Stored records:
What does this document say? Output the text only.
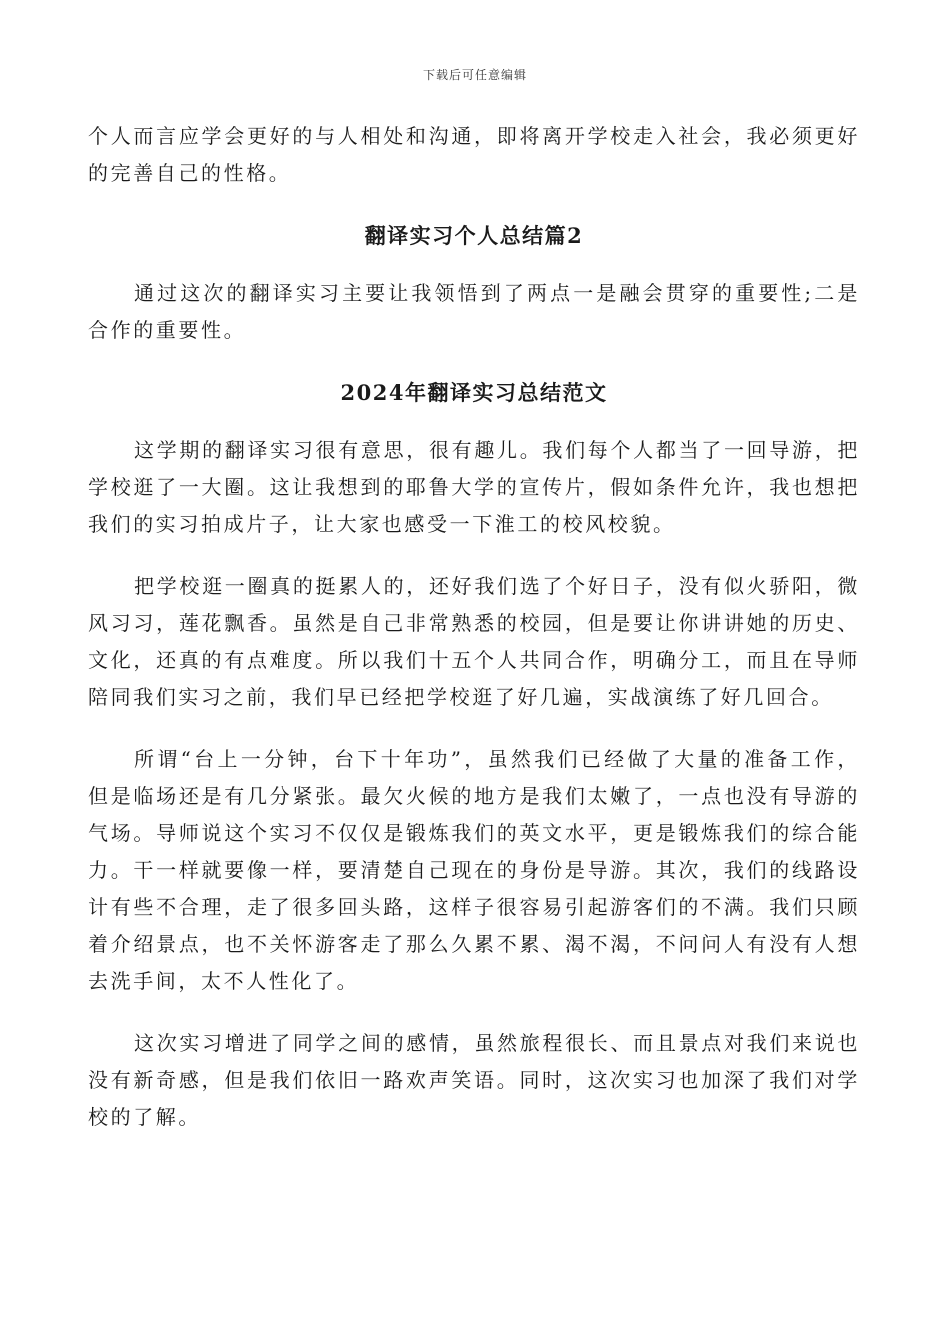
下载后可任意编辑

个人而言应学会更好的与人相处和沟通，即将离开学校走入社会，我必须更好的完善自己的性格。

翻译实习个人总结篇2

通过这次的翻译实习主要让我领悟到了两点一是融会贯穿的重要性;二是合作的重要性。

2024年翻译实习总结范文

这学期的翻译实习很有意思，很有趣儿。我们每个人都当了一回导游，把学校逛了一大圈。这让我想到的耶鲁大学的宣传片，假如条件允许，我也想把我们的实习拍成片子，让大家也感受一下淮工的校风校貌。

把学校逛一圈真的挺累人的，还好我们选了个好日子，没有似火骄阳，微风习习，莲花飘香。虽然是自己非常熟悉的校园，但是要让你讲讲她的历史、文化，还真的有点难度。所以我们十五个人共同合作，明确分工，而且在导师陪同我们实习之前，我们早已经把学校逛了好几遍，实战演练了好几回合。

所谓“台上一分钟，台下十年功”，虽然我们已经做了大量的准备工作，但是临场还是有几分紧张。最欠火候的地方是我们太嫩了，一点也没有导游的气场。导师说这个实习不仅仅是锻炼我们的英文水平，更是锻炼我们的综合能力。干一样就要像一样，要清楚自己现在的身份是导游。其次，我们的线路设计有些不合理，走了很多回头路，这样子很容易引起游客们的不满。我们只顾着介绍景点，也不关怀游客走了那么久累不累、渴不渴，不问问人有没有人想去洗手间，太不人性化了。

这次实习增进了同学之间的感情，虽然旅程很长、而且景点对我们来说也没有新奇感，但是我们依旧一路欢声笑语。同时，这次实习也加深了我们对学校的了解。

==

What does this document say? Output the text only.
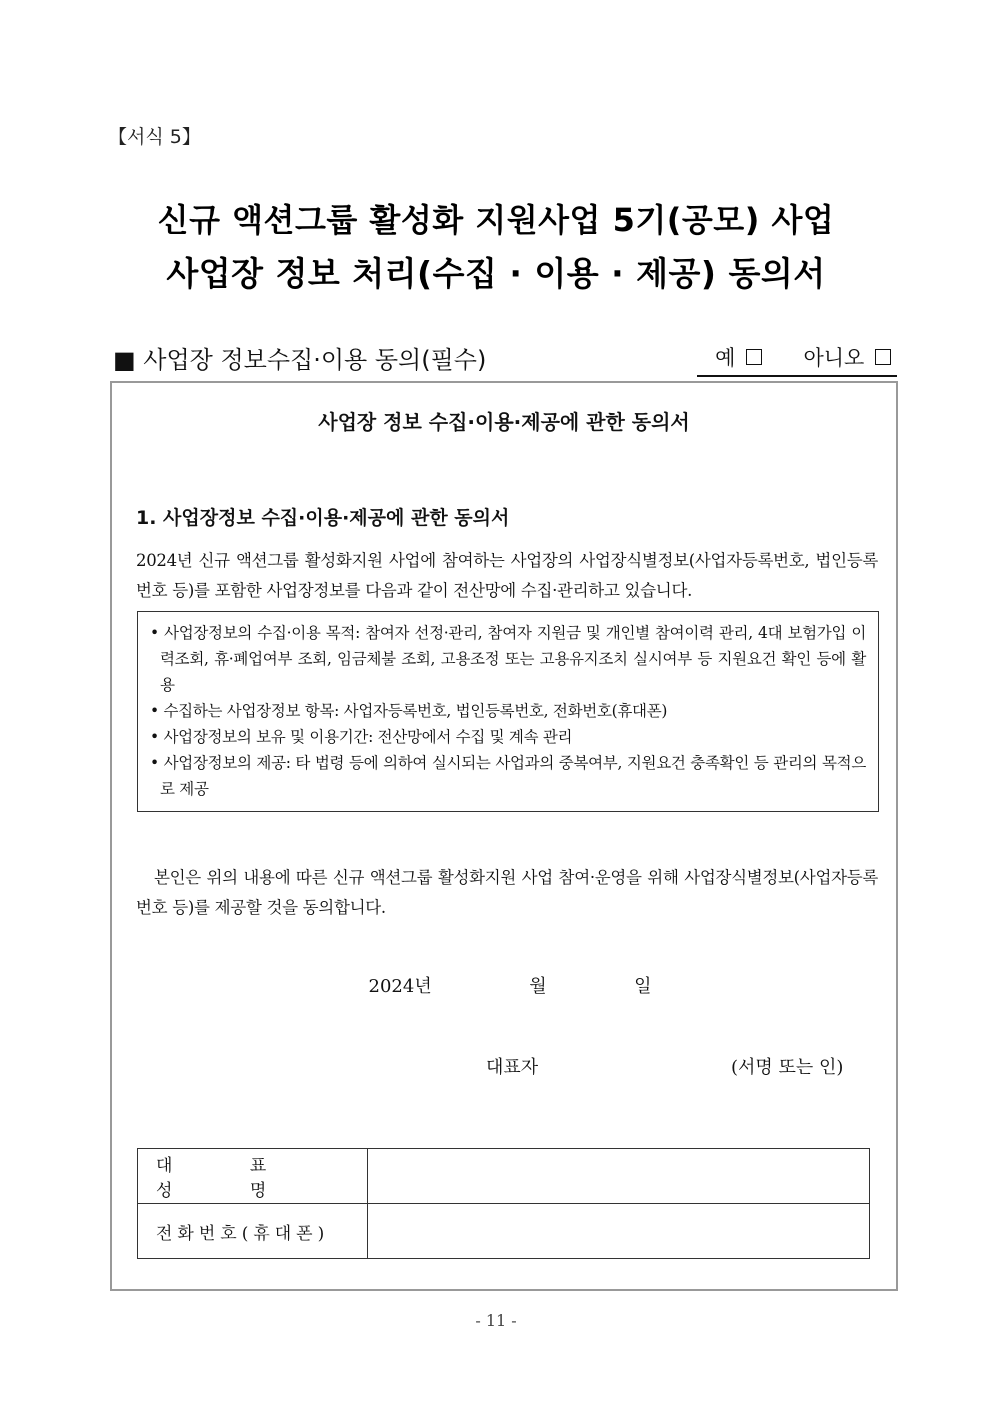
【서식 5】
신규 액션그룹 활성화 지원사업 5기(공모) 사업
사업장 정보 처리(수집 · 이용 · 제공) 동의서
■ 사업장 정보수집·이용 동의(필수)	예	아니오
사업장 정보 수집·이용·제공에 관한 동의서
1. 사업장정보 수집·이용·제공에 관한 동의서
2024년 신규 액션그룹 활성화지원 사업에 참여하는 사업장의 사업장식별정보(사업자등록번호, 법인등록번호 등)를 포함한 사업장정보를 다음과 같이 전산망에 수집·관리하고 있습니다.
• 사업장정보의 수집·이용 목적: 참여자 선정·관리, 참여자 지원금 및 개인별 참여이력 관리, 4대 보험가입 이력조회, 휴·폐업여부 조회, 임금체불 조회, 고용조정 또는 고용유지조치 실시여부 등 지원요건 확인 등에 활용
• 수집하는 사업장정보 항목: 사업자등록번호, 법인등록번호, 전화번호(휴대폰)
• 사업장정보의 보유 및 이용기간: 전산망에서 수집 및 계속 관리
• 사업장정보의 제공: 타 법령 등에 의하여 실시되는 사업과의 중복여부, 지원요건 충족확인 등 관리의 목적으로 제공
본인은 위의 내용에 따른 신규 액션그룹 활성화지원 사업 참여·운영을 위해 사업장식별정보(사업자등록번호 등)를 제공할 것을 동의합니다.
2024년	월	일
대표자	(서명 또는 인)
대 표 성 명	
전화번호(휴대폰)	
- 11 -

--

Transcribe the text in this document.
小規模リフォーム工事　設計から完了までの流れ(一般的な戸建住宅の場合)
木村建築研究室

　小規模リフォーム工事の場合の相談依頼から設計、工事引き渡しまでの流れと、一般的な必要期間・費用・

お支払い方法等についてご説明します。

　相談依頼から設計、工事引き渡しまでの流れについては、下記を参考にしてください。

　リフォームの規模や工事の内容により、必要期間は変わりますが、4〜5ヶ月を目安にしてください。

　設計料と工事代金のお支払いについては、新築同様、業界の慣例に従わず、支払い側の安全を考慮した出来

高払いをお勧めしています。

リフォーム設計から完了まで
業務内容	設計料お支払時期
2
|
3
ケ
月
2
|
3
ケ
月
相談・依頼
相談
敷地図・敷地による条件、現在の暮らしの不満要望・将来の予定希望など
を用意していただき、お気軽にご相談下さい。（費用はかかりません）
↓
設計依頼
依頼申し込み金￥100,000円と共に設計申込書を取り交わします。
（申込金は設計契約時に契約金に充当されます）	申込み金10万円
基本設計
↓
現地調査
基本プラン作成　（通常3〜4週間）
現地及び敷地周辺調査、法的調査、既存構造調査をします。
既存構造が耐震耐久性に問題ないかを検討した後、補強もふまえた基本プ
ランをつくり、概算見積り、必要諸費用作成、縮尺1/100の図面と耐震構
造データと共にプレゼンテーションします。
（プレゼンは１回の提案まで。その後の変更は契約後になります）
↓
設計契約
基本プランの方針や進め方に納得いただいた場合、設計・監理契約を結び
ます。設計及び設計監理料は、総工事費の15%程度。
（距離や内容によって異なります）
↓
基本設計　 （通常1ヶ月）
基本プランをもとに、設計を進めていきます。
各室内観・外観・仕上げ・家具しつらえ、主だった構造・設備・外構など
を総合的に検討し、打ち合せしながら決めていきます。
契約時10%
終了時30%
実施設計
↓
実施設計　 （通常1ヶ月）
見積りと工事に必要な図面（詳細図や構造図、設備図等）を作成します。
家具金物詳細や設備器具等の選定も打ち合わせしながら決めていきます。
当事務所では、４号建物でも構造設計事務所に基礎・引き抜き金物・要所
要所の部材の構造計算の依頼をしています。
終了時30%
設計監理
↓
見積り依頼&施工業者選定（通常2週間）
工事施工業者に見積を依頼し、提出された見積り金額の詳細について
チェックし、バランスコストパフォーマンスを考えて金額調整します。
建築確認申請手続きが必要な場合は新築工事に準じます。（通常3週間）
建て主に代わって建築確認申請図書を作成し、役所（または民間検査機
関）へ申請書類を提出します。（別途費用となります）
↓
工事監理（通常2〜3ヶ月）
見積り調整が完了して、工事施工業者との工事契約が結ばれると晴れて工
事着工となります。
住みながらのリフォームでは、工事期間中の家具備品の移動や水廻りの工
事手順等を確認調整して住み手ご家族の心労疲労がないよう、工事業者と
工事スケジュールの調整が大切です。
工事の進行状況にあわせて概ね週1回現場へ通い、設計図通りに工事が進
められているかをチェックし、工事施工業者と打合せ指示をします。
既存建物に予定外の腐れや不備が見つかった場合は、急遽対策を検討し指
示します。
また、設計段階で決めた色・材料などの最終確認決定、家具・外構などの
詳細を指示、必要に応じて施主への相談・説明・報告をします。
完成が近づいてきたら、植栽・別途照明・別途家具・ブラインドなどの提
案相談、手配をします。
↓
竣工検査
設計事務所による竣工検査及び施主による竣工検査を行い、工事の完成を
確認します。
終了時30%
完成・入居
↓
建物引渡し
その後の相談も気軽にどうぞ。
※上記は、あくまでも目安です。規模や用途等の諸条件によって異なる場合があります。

▶ _WORK TO BE COMPLETED_: Copy out every line in the listing where the word "지원요건" appears.

▶ _WRITTEN SOLUTION_:
• 사업장정보의 수집·이용 목적: 참여자 선정·관리, 참여자 지원금 및 개인별 참여이력 관리, 4대 보험가입 이력조회, 휴·폐업여부 조회, 임금체불 조회, 고용조정 또는 고용유지조치 실시여부 등 지원요건 확인 등에 활용
• 사업장정보의 제공: 타 법령 등에 의하여 실시되는 사업과의 중복여부, 지원요건 충족확인 등 관리의 목적으로 제공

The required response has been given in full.